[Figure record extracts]
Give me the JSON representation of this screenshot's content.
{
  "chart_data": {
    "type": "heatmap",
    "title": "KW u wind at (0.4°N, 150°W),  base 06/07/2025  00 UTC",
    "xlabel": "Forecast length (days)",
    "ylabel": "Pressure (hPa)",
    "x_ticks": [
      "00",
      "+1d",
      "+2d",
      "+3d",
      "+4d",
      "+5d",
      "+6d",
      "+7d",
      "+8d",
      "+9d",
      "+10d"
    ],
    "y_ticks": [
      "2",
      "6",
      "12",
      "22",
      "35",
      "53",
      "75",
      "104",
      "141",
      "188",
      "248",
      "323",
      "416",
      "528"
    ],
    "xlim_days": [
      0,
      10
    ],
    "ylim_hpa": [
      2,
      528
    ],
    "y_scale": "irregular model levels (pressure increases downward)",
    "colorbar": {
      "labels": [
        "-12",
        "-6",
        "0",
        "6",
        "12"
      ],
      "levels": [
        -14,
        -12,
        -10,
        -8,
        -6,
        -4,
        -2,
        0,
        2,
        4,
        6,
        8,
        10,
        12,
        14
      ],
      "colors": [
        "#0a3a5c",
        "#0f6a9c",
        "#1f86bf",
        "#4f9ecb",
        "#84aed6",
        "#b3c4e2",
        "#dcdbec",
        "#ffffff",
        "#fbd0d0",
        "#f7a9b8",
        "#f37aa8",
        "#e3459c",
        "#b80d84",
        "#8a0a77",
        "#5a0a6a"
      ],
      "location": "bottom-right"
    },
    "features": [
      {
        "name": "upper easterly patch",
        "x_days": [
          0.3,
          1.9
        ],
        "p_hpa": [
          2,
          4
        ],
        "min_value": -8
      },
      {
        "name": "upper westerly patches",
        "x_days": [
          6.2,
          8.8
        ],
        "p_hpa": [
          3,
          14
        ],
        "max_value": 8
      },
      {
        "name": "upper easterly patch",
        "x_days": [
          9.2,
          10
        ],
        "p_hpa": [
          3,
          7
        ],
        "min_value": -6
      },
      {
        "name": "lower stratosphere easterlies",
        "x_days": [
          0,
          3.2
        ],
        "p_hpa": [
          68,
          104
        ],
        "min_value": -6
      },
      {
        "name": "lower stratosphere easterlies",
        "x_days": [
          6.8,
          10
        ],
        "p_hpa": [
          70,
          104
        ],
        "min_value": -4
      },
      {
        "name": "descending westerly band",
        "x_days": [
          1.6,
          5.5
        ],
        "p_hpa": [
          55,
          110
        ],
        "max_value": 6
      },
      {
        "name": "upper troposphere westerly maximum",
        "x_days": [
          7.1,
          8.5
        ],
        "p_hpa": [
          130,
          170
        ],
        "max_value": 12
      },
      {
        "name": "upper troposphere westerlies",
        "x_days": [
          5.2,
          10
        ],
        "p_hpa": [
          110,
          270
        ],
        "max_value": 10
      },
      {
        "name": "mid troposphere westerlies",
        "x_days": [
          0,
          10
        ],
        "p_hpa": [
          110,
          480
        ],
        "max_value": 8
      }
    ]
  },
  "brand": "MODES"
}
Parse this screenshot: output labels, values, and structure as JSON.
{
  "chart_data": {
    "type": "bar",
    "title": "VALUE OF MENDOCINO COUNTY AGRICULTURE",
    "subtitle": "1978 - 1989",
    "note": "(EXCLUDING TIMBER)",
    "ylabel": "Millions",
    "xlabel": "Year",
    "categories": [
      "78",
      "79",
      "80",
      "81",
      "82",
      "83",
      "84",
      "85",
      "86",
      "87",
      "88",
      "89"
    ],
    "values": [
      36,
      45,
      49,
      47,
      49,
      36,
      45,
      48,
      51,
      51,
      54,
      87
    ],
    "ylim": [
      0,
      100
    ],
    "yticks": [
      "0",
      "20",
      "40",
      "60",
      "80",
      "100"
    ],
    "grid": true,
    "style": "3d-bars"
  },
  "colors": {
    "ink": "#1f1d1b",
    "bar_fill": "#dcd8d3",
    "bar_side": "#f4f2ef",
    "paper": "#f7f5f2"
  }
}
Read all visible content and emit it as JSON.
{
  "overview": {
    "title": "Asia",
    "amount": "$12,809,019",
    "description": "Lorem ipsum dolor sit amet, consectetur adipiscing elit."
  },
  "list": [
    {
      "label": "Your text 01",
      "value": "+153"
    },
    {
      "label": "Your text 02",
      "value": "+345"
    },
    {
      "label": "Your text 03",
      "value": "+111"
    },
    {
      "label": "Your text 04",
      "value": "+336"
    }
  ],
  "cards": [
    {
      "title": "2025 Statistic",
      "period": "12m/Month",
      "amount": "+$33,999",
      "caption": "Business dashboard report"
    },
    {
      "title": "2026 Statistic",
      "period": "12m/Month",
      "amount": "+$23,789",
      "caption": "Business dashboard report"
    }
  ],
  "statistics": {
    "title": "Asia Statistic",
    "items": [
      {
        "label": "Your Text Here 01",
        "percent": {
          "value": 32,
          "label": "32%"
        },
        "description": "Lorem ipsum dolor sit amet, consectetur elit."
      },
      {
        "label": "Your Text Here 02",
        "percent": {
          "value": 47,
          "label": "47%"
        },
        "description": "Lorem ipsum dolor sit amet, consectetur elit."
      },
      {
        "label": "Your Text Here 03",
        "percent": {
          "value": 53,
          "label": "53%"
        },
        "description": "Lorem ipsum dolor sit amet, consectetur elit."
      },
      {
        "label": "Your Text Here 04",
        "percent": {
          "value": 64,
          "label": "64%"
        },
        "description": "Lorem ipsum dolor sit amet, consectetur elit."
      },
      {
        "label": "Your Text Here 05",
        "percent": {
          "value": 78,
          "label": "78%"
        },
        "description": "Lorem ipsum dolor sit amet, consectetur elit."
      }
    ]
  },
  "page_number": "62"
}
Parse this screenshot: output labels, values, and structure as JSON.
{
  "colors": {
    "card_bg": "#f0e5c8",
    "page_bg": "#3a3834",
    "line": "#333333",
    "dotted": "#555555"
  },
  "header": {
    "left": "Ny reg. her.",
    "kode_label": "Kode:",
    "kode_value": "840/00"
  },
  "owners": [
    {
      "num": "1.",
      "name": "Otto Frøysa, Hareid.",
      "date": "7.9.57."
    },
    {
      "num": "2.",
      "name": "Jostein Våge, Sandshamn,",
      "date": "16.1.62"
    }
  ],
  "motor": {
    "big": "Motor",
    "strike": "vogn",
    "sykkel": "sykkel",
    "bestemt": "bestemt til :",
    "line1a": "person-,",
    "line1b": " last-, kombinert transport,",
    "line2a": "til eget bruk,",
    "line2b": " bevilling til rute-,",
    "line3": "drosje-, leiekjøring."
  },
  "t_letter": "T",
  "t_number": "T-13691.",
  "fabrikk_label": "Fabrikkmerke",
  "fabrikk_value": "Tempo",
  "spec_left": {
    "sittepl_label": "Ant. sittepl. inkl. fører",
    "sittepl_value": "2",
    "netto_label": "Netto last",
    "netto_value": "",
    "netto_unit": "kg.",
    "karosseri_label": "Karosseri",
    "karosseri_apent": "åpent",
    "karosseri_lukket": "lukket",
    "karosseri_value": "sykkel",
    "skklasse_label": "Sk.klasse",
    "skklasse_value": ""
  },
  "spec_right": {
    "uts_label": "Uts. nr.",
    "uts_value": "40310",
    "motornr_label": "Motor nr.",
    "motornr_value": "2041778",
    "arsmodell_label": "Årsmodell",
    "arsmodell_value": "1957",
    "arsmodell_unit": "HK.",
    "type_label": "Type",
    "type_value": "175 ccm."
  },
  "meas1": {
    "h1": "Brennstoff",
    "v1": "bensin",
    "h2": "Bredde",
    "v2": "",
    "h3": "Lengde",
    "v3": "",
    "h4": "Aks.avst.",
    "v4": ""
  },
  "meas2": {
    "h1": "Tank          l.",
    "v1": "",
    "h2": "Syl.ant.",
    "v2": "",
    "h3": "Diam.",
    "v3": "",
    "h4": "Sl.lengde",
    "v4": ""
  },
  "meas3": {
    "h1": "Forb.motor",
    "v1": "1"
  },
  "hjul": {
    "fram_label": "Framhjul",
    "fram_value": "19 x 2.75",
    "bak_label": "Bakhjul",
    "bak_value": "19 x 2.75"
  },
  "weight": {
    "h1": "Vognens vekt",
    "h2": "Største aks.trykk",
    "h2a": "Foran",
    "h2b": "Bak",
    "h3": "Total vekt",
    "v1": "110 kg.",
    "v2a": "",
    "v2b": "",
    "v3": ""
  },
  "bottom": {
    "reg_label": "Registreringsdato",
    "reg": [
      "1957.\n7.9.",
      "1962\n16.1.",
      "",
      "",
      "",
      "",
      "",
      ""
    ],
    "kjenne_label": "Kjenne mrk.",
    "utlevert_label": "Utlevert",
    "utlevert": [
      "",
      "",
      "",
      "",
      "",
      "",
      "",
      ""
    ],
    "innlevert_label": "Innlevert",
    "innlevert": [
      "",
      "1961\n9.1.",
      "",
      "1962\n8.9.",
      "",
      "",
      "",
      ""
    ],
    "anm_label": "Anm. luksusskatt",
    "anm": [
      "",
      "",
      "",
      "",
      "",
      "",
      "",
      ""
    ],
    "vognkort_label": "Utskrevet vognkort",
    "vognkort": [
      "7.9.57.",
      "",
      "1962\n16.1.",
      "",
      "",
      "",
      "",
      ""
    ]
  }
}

**EXERCISE:** Scan the entries above for the word "levels" and collect each line holding it.

**RESULT:**
    "y_scale": "irregular model levels (pressure increases downward)",
      "levels": [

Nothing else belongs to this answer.